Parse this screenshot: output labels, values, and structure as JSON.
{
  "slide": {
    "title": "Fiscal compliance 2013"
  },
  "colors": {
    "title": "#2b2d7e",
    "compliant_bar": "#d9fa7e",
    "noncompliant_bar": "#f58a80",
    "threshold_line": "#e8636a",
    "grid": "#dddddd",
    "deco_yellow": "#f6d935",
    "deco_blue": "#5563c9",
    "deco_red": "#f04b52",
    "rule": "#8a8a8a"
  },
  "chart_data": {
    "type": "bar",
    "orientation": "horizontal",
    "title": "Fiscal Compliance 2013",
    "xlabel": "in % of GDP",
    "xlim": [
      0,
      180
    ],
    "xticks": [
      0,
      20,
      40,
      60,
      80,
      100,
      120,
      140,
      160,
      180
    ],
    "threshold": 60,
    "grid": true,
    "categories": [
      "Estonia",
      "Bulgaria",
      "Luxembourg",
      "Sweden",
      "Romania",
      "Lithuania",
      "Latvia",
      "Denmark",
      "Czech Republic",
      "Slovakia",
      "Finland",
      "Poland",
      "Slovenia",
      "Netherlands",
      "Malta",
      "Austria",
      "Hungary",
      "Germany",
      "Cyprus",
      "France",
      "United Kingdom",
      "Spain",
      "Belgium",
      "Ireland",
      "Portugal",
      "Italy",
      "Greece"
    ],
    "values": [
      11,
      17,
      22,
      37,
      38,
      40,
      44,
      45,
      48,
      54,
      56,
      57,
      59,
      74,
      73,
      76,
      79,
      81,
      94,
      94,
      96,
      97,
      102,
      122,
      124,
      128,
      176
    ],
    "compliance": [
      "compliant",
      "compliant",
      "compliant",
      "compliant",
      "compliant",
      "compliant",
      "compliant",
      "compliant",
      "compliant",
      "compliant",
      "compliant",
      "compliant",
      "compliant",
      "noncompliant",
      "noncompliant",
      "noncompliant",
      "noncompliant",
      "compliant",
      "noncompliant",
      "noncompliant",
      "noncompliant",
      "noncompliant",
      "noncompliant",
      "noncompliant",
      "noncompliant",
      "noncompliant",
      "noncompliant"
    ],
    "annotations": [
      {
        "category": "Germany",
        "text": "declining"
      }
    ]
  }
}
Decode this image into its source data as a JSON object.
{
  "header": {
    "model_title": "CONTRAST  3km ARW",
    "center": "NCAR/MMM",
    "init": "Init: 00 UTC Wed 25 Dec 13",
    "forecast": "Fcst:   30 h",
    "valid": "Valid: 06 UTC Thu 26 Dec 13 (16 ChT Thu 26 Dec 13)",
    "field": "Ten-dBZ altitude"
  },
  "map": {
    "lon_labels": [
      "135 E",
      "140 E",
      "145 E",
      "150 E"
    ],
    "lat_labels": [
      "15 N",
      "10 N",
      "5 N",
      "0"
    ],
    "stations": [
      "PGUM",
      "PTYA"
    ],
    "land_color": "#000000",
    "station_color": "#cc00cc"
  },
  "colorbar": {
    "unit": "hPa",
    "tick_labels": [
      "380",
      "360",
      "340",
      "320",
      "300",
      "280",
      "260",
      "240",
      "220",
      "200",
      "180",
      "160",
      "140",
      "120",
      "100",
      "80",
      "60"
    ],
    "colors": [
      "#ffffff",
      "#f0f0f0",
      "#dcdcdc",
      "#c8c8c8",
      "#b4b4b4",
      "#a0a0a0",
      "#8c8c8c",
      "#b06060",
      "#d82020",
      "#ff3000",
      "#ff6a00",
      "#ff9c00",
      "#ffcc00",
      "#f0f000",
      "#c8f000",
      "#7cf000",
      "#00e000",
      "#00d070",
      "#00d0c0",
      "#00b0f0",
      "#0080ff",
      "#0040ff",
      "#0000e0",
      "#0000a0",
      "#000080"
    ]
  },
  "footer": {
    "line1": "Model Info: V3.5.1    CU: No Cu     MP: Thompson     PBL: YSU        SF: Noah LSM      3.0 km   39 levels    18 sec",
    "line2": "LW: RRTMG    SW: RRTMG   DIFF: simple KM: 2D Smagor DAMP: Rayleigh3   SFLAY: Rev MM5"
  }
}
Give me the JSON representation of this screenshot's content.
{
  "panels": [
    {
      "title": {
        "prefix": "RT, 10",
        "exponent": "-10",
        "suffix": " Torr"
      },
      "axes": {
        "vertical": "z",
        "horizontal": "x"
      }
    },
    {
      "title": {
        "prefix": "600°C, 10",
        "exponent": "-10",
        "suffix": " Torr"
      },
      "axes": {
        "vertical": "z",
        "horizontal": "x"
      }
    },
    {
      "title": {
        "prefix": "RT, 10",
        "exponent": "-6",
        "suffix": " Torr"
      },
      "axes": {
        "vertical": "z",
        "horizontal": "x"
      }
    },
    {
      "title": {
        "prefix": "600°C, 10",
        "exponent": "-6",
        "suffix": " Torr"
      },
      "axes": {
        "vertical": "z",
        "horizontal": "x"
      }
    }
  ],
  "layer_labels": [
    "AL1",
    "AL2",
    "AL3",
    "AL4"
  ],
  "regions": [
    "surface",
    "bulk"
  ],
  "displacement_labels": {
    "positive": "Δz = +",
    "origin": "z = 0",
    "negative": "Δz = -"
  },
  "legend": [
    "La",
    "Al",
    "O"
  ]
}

========

**STATED TASK**
Write down every line of the data exactly as it appears above.

**ANSWER FOR THIS EXERCISE**
Parse this screenshot: output labels, values, and structure as JSON.
{
  "slide": {
    "title": "Fiscal compliance 2013"
  },
  "colors": {
    "title": "#2b2d7e",
    "compliant_bar": "#d9fa7e",
    "noncompliant_bar": "#f58a80",
    "threshold_line": "#e8636a",
    "grid": "#dddddd",
    "deco_yellow": "#f6d935",
    "deco_blue": "#5563c9",
    "deco_red": "#f04b52",
    "rule": "#8a8a8a"
  },
  "chart_data": {
    "type": "bar",
    "orientation": "horizontal",
    "title": "Fiscal Compliance 2013",
    "xlabel": "in % of GDP",
    "xlim": [
      0,
      180
    ],
    "xticks": [
      0,
      20,
      40,
      60,
      80,
      100,
      120,
      140,
      160,
      180
    ],
    "threshold": 60,
    "grid": true,
    "categories": [
      "Estonia",
      "Bulgaria",
      "Luxembourg",
      "Sweden",
      "Romania",
      "Lithuania",
      "Latvia",
      "Denmark",
      "Czech Republic",
      "Slovakia",
      "Finland",
      "Poland",
      "Slovenia",
      "Netherlands",
      "Malta",
      "Austria",
      "Hungary",
      "Germany",
      "Cyprus",
      "France",
      "United Kingdom",
      "Spain",
      "Belgium",
      "Ireland",
      "Portugal",
      "Italy",
      "Greece"
    ],
    "values": [
      11,
      17,
      22,
      37,
      38,
      40,
      44,
      45,
      48,
      54,
      56,
      57,
      59,
      74,
      73,
      76,
      79,
      81,
      94,
      94,
      96,
      97,
      102,
      122,
      124,
      128,
      176
    ],
    "compliance": [
      "compliant",
      "compliant",
      "compliant",
      "compliant",
      "compliant",
      "compliant",
      "compliant",
      "compliant",
      "compliant",
      "compliant",
      "compliant",
      "compliant",
      "compliant",
      "noncompliant",
      "noncompliant",
      "noncompliant",
      "noncompliant",
      "compliant",
      "noncompliant",
      "noncompliant",
      "noncompliant",
      "noncompliant",
      "noncompliant",
      "noncompliant",
      "noncompliant",
      "noncompliant",
      "noncompliant"
    ],
    "annotations": [
      {
        "category": "Germany",
        "text": "declining"
      }
    ]
  }
}
Decode this image into its source data as a JSON object.
{
  "header": {
    "model_title": "CONTRAST  3km ARW",
    "center": "NCAR/MMM",
    "init": "Init: 00 UTC Wed 25 Dec 13",
    "forecast": "Fcst:   30 h",
    "valid": "Valid: 06 UTC Thu 26 Dec 13 (16 ChT Thu 26 Dec 13)",
    "field": "Ten-dBZ altitude"
  },
  "map": {
    "lon_labels": [
      "135 E",
      "140 E",
      "145 E",
      "150 E"
    ],
    "lat_labels": [
      "15 N",
      "10 N",
      "5 N",
      "0"
    ],
    "stations": [
      "PGUM",
      "PTYA"
    ],
    "land_color": "#000000",
    "station_color": "#cc00cc"
  },
  "colorbar": {
    "unit": "hPa",
    "tick_labels": [
      "380",
      "360",
      "340",
      "320",
      "300",
      "280",
      "260",
      "240",
      "220",
      "200",
      "180",
      "160",
      "140",
      "120",
      "100",
      "80",
      "60"
    ],
    "colors": [
      "#ffffff",
      "#f0f0f0",
      "#dcdcdc",
      "#c8c8c8",
      "#b4b4b4",
      "#a0a0a0",
      "#8c8c8c",
      "#b06060",
      "#d82020",
      "#ff3000",
      "#ff6a00",
      "#ff9c00",
      "#ffcc00",
      "#f0f000",
      "#c8f000",
      "#7cf000",
      "#00e000",
      "#00d070",
      "#00d0c0",
      "#00b0f0",
      "#0080ff",
      "#0040ff",
      "#0000e0",
      "#0000a0",
      "#000080"
    ]
  },
  "footer": {
    "line1": "Model Info: V3.5.1    CU: No Cu     MP: Thompson     PBL: YSU        SF: Noah LSM      3.0 km   39 levels    18 sec",
    "line2": "LW: RRTMG    SW: RRTMG   DIFF: simple KM: 2D Smagor DAMP: Rayleigh3   SFLAY: Rev MM5"
  }
}
Give me the JSON representation of this screenshot's content.
{
  "panels": [
    {
      "title": {
        "prefix": "RT, 10",
        "exponent": "-10",
        "suffix": " Torr"
      },
      "axes": {
        "vertical": "z",
        "horizontal": "x"
      }
    },
    {
      "title": {
        "prefix": "600°C, 10",
        "exponent": "-10",
        "suffix": " Torr"
      },
      "axes": {
        "vertical": "z",
        "horizontal": "x"
      }
    },
    {
      "title": {
        "prefix": "RT, 10",
        "exponent": "-6",
        "suffix": " Torr"
      },
      "axes": {
        "vertical": "z",
        "horizontal": "x"
      }
    },
    {
      "title": {
        "prefix": "600°C, 10",
        "exponent": "-6",
        "suffix": " Torr"
      },
      "axes": {
        "vertical": "z",
        "horizontal": "x"
      }
    }
  ],
  "layer_labels": [
    "AL1",
    "AL2",
    "AL3",
    "AL4"
  ],
  "regions": [
    "surface",
    "bulk"
  ],
  "displacement_labels": {
    "positive": "Δz = +",
    "origin": "z = 0",
    "negative": "Δz = -"
  },
  "legend": [
    "La",
    "Al",
    "O"
  ]
}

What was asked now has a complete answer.